> **YOUR OBJECTIVE**
Repeat all of the material below exactly as written, images excluded.

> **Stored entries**
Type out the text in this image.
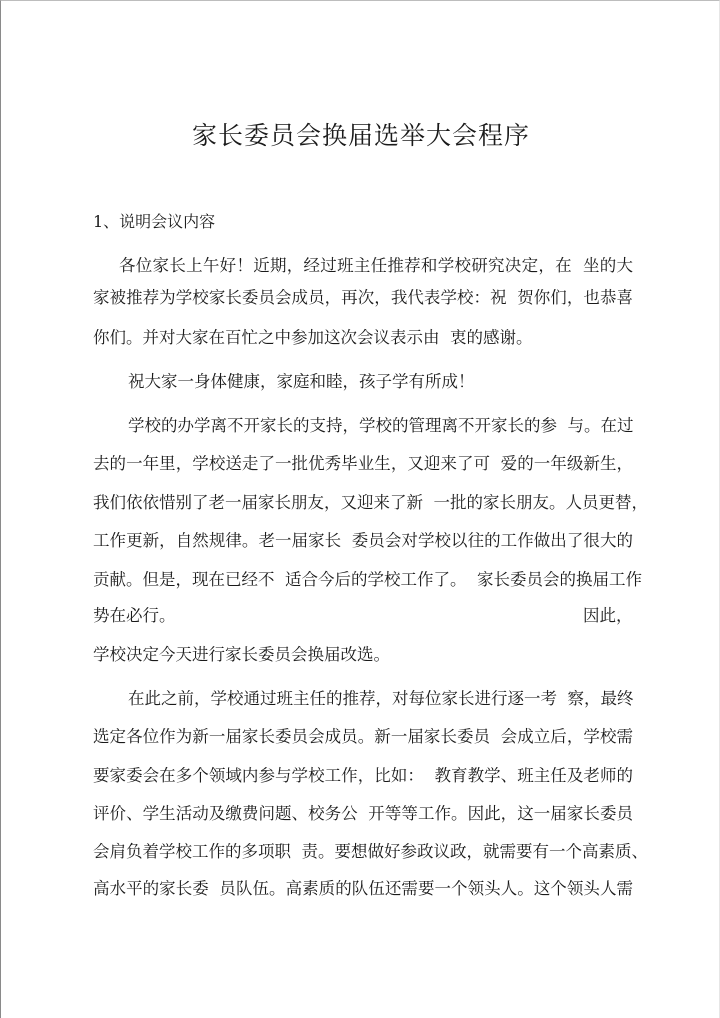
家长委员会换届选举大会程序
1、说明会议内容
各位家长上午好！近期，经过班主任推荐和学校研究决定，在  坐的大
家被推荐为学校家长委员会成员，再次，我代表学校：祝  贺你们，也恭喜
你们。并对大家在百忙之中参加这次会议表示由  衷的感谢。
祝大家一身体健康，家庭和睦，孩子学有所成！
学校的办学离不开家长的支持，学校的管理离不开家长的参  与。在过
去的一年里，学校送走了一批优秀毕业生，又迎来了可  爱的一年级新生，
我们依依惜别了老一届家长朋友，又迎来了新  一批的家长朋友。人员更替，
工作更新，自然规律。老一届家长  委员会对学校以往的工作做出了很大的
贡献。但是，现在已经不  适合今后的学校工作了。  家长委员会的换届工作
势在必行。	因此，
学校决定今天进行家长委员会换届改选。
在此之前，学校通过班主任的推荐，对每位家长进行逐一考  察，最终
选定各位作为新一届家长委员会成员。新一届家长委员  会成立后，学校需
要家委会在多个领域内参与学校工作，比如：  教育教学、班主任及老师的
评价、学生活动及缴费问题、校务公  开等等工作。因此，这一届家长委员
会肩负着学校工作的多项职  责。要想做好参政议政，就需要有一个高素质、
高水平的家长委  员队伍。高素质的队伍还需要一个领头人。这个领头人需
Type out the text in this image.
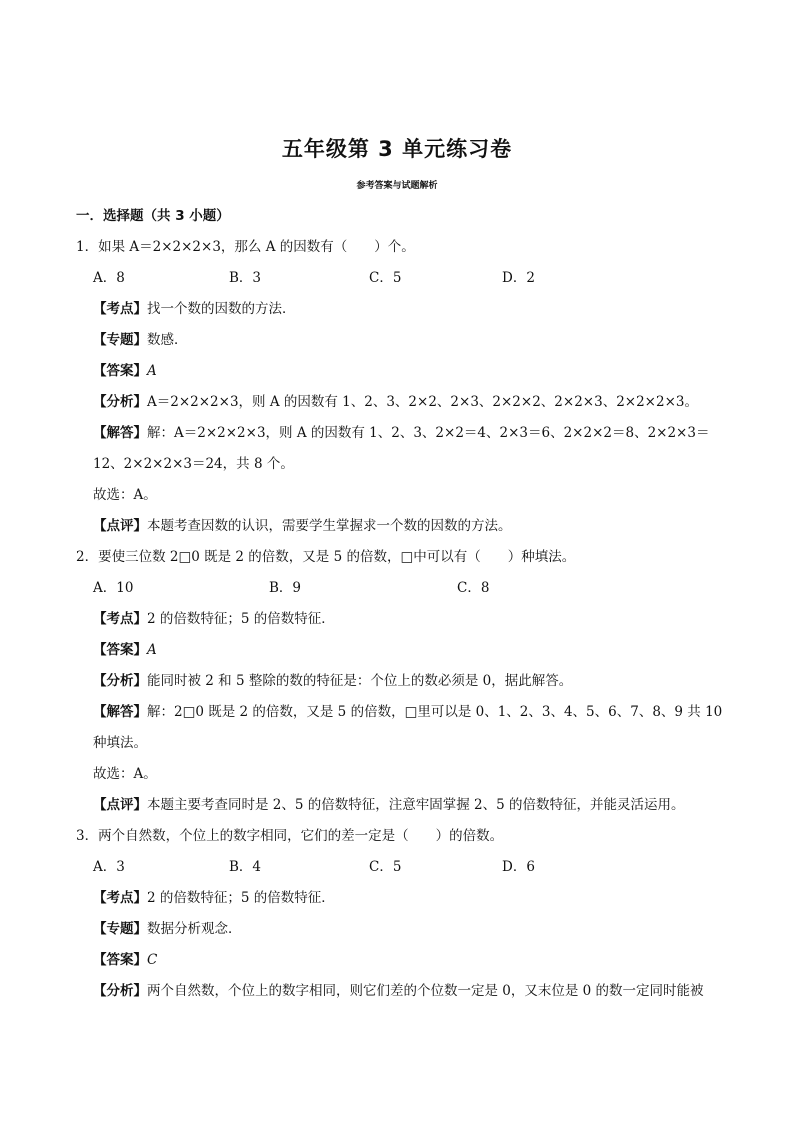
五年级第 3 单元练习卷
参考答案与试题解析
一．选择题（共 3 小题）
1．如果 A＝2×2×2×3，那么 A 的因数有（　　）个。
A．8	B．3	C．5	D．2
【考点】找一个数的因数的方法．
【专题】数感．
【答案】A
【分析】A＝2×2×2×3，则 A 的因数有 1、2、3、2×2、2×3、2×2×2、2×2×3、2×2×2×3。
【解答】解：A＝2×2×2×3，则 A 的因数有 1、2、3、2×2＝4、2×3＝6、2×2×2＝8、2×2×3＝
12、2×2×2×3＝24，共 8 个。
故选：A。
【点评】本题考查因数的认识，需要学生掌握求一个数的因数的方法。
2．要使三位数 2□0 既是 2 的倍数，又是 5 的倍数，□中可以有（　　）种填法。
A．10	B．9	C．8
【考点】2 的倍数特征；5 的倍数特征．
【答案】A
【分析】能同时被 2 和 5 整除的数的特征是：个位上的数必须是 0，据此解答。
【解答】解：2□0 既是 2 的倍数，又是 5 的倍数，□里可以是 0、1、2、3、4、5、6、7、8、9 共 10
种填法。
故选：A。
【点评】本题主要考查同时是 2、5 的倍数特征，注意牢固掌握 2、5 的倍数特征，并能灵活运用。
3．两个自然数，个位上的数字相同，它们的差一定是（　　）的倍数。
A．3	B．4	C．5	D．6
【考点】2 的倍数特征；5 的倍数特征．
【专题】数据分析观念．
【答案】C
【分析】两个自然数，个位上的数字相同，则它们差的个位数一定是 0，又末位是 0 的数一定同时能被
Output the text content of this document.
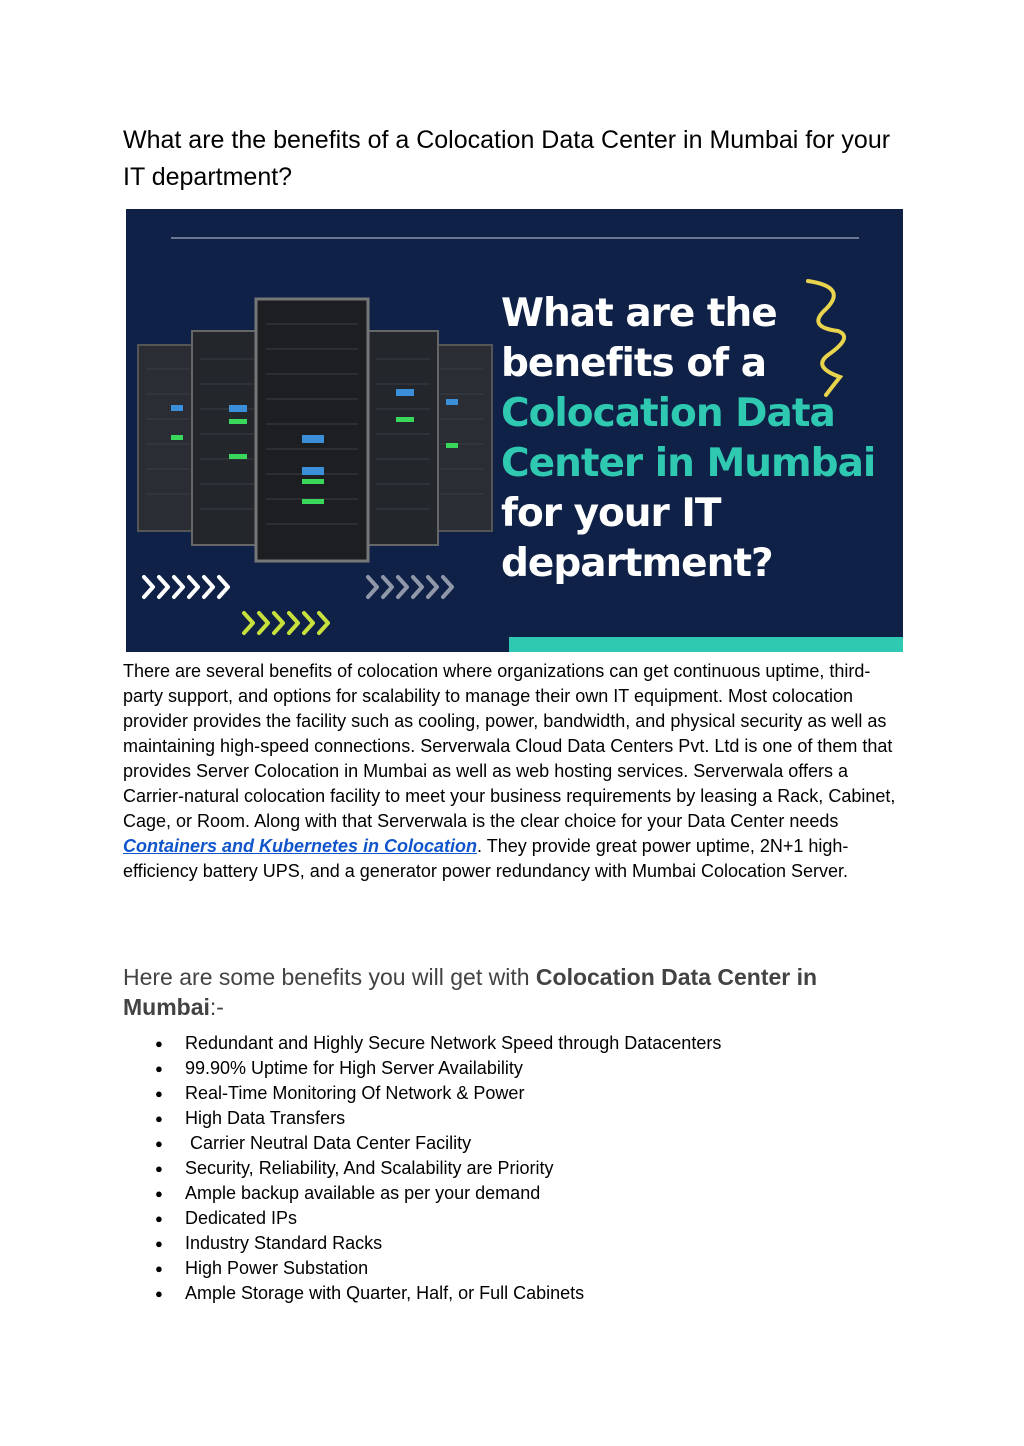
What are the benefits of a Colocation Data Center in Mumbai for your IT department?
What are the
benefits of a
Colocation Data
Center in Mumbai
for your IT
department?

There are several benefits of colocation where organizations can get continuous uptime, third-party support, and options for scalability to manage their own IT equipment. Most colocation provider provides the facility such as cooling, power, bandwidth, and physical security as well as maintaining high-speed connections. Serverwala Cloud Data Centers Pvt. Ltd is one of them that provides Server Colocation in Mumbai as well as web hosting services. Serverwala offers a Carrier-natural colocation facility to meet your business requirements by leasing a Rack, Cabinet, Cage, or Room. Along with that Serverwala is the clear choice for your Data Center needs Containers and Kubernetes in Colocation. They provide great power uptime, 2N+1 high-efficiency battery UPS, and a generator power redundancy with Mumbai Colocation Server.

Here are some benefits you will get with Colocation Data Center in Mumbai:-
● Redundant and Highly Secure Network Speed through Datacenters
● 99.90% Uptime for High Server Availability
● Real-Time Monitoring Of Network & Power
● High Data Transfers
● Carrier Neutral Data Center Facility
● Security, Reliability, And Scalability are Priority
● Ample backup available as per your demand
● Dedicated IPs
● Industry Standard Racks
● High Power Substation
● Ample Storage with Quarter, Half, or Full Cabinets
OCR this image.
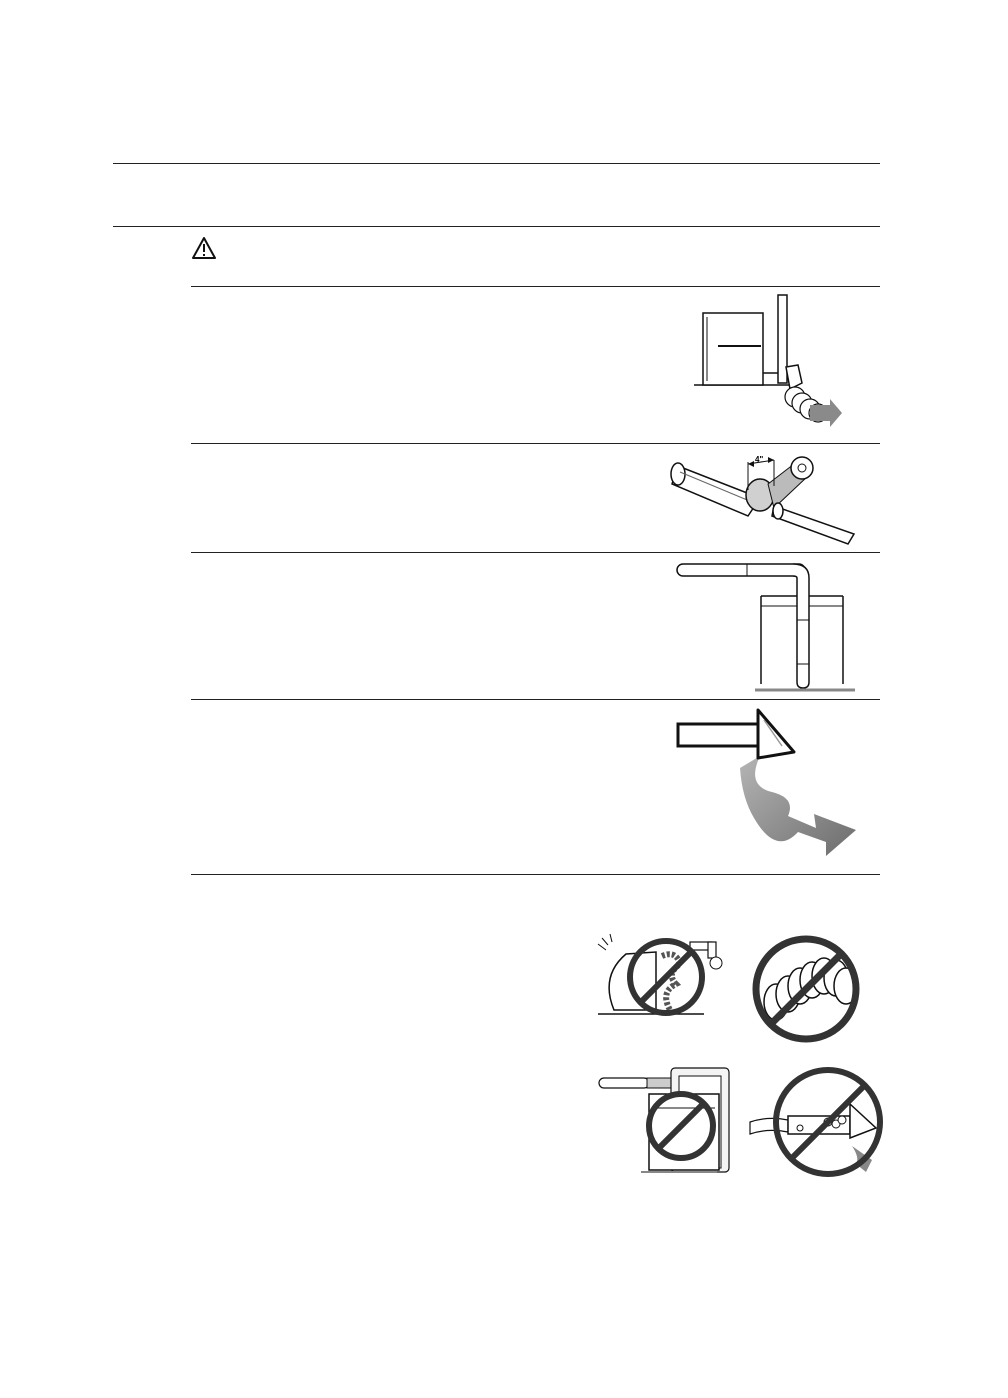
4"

> **RESULT**
Type out the text in this image.
家长委员会换届选举大会程序
1、说明会议内容
各位家长上午好！近期，经过班主任推荐和学校研究决定，在  坐的大
家被推荐为学校家长委员会成员，再次，我代表学校：祝  贺你们，也恭喜
你们。并对大家在百忙之中参加这次会议表示由  衷的感谢。
祝大家一身体健康，家庭和睦，孩子学有所成！
学校的办学离不开家长的支持，学校的管理离不开家长的参  与。在过
去的一年里，学校送走了一批优秀毕业生，又迎来了可  爱的一年级新生，
我们依依惜别了老一届家长朋友，又迎来了新  一批的家长朋友。人员更替，
工作更新，自然规律。老一届家长  委员会对学校以往的工作做出了很大的
贡献。但是，现在已经不  适合今后的学校工作了。  家长委员会的换届工作
势在必行。	因此，
学校决定今天进行家长委员会换届改选。
在此之前，学校通过班主任的推荐，对每位家长进行逐一考  察，最终
选定各位作为新一届家长委员会成员。新一届家长委员  会成立后，学校需
要家委会在多个领域内参与学校工作，比如：  教育教学、班主任及老师的
评价、学生活动及缴费问题、校务公  开等等工作。因此，这一届家长委员
会肩负着学校工作的多项职  责。要想做好参政议政，就需要有一个高素质、
高水平的家长委  员队伍。高素质的队伍还需要一个领头人。这个领头人需
Type out the text in this image.
五年级第 3 单元练习卷
参考答案与试题解析
一．选择题（共 3 小题）
1．如果 A＝2×2×2×3，那么 A 的因数有（　　）个。
A．8	B．3	C．5	D．2
【考点】找一个数的因数的方法．
【专题】数感．
【答案】A
【分析】A＝2×2×2×3，则 A 的因数有 1、2、3、2×2、2×3、2×2×2、2×2×3、2×2×2×3。
【解答】解：A＝2×2×2×3，则 A 的因数有 1、2、3、2×2＝4、2×3＝6、2×2×2＝8、2×2×3＝
12、2×2×2×3＝24，共 8 个。
故选：A。
【点评】本题考查因数的认识，需要学生掌握求一个数的因数的方法。
2．要使三位数 2□0 既是 2 的倍数，又是 5 的倍数，□中可以有（　　）种填法。
A．10	B．9	C．8
【考点】2 的倍数特征；5 的倍数特征．
【答案】A
【分析】能同时被 2 和 5 整除的数的特征是：个位上的数必须是 0，据此解答。
【解答】解：2□0 既是 2 的倍数，又是 5 的倍数，□里可以是 0、1、2、3、4、5、6、7、8、9 共 10
种填法。
故选：A。
【点评】本题主要考查同时是 2、5 的倍数特征，注意牢固掌握 2、5 的倍数特征，并能灵活运用。
3．两个自然数，个位上的数字相同，它们的差一定是（　　）的倍数。
A．3	B．4	C．5	D．6
【考点】2 的倍数特征；5 的倍数特征．
【专题】数据分析观念．
【答案】C
【分析】两个自然数，个位上的数字相同，则它们差的个位数一定是 0，又末位是 0 的数一定同时能被
Output the text content of this document.
What are the benefits of a Colocation Data Center in Mumbai for your IT department?
What are the
benefits of a
Colocation Data
Center in Mumbai
for your IT
department?

There are several benefits of colocation where organizations can get continuous uptime, third-party support, and options for scalability to manage their own IT equipment. Most colocation provider provides the facility such as cooling, power, bandwidth, and physical security as well as maintaining high-speed connections. Serverwala Cloud Data Centers Pvt. Ltd is one of them that provides Server Colocation in Mumbai as well as web hosting services. Serverwala offers a Carrier-natural colocation facility to meet your business requirements by leasing a Rack, Cabinet, Cage, or Room. Along with that Serverwala is the clear choice for your Data Center needs Containers and Kubernetes in Colocation. They provide great power uptime, 2N+1 high-efficiency battery UPS, and a generator power redundancy with Mumbai Colocation Server.

Here are some benefits you will get with Colocation Data Center in Mumbai:-
● Redundant and Highly Secure Network Speed through Datacenters
● 99.90% Uptime for High Server Availability
● Real-Time Monitoring Of Network & Power
● High Data Transfers
● Carrier Neutral Data Center Facility
● Security, Reliability, And Scalability are Priority
● Ample backup available as per your demand
● Dedicated IPs
● Industry Standard Racks
● High Power Substation
● Ample Storage with Quarter, Half, or Full Cabinets
OCR this image.
4"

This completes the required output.